Copy every line that holds "avatar".

** Start of Supplied records **

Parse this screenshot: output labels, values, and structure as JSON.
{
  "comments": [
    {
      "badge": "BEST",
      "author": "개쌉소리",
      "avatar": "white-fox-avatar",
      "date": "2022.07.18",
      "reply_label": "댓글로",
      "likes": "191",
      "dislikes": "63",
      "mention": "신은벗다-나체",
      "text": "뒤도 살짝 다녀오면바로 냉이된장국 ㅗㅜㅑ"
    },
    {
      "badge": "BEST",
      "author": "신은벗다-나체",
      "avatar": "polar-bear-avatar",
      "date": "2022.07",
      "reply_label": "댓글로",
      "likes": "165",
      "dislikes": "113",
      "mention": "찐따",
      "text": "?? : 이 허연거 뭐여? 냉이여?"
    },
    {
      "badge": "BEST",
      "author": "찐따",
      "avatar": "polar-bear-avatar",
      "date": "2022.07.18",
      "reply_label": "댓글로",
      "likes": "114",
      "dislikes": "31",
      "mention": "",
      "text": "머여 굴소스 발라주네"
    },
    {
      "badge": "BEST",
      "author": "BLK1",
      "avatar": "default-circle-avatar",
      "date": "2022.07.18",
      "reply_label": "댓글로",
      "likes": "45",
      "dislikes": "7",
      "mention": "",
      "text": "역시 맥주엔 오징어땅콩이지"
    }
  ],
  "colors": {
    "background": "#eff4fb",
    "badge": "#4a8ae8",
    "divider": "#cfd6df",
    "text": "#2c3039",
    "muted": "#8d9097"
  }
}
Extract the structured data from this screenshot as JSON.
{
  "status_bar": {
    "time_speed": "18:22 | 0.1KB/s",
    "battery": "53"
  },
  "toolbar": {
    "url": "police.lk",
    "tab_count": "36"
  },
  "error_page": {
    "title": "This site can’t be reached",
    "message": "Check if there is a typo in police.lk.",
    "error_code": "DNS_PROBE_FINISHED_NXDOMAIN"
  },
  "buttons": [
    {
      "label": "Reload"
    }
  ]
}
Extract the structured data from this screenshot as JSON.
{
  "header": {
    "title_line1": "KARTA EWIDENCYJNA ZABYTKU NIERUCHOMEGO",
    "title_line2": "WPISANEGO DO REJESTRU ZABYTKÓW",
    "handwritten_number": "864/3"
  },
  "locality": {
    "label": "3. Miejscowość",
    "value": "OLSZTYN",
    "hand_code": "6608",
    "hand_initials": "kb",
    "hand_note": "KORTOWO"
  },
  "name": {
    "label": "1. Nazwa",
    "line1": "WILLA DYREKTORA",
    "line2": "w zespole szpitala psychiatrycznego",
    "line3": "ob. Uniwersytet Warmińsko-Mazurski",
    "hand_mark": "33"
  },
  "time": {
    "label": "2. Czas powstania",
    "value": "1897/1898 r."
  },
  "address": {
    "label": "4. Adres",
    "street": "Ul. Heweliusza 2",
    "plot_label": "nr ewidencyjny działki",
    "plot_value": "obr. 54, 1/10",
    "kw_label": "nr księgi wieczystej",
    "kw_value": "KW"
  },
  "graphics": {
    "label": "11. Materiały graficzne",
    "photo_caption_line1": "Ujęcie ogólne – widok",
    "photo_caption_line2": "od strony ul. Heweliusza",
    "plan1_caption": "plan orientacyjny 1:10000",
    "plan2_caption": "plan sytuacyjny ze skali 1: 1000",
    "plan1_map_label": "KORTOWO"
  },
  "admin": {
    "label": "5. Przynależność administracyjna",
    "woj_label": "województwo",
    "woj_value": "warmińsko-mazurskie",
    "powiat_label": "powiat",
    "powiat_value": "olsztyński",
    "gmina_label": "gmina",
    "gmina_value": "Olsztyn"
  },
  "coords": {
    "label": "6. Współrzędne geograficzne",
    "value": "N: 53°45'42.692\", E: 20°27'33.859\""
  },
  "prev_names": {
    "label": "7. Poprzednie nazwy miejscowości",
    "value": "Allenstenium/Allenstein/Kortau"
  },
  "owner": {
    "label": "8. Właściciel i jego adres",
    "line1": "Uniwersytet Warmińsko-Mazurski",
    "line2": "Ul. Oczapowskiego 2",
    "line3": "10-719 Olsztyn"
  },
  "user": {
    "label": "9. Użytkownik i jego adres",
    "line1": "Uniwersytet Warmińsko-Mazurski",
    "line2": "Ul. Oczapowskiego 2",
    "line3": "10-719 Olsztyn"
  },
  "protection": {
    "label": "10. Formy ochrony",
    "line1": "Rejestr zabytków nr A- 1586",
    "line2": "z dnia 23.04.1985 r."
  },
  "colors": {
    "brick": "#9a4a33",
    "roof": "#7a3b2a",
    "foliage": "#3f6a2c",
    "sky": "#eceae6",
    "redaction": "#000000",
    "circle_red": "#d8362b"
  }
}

** End of Supplied records **

• _Finished exercise_:
      "avatar": "white-fox-avatar",
      "avatar": "polar-bear-avatar",
      "avatar": "polar-bear-avatar",
      "avatar": "default-circle-avatar",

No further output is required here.